▸ **Data lines**:

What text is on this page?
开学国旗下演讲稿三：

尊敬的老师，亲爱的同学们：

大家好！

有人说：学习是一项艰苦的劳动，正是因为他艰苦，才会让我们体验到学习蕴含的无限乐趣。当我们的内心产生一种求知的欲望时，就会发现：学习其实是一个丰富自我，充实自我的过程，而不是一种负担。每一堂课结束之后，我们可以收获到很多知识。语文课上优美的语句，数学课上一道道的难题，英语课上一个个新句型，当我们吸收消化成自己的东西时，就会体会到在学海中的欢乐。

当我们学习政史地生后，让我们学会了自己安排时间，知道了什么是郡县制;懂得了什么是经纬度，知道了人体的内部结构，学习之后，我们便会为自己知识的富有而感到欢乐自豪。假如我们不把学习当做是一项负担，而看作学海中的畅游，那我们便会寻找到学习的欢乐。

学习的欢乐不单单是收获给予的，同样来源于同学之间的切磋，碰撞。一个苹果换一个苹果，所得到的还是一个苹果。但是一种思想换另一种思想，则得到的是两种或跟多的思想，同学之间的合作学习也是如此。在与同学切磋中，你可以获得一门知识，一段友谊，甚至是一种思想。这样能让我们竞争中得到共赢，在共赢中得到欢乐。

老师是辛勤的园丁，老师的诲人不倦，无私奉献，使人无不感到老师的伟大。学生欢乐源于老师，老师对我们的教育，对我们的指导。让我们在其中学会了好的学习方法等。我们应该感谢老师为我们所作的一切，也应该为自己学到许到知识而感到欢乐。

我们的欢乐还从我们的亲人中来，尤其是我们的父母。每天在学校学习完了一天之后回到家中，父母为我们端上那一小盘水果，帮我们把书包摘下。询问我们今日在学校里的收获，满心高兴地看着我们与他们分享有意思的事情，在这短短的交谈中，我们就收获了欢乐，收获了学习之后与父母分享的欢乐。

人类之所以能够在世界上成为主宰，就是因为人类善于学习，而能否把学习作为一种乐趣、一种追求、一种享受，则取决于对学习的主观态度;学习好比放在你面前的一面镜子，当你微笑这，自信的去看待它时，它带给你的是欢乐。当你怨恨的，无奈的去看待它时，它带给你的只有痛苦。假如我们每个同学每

▸ **Exercise requirements**:
Repeat the whole listing exactly, keeping every line intact.

▸ **Task output**:
What text is on this page?
开学国旗下演讲稿三：

尊敬的老师，亲爱的同学们：

大家好！

有人说：学习是一项艰苦的劳动，正是因为他艰苦，才会让我们体验到学习蕴含的无限乐趣。当我们的内心产生一种求知的欲望时，就会发现：学习其实是一个丰富自我，充实自我的过程，而不是一种负担。每一堂课结束之后，我们可以收获到很多知识。语文课上优美的语句，数学课上一道道的难题，英语课上一个个新句型，当我们吸收消化成自己的东西时，就会体会到在学海中的欢乐。

当我们学习政史地生后，让我们学会了自己安排时间，知道了什么是郡县制;懂得了什么是经纬度，知道了人体的内部结构，学习之后，我们便会为自己知识的富有而感到欢乐自豪。假如我们不把学习当做是一项负担，而看作学海中的畅游，那我们便会寻找到学习的欢乐。

学习的欢乐不单单是收获给予的，同样来源于同学之间的切磋，碰撞。一个苹果换一个苹果，所得到的还是一个苹果。但是一种思想换另一种思想，则得到的是两种或跟多的思想，同学之间的合作学习也是如此。在与同学切磋中，你可以获得一门知识，一段友谊，甚至是一种思想。这样能让我们竞争中得到共赢，在共赢中得到欢乐。

老师是辛勤的园丁，老师的诲人不倦，无私奉献，使人无不感到老师的伟大。学生欢乐源于老师，老师对我们的教育，对我们的指导。让我们在其中学会了好的学习方法等。我们应该感谢老师为我们所作的一切，也应该为自己学到许到知识而感到欢乐。

我们的欢乐还从我们的亲人中来，尤其是我们的父母。每天在学校学习完了一天之后回到家中，父母为我们端上那一小盘水果，帮我们把书包摘下。询问我们今日在学校里的收获，满心高兴地看着我们与他们分享有意思的事情，在这短短的交谈中，我们就收获了欢乐，收获了学习之后与父母分享的欢乐。

人类之所以能够在世界上成为主宰，就是因为人类善于学习，而能否把学习作为一种乐趣、一种追求、一种享受，则取决于对学习的主观态度;学习好比放在你面前的一面镜子，当你微笑这，自信的去看待它时，它带给你的是欢乐。当你怨恨的，无奈的去看待它时，它带给你的只有痛苦。假如我们每个同学每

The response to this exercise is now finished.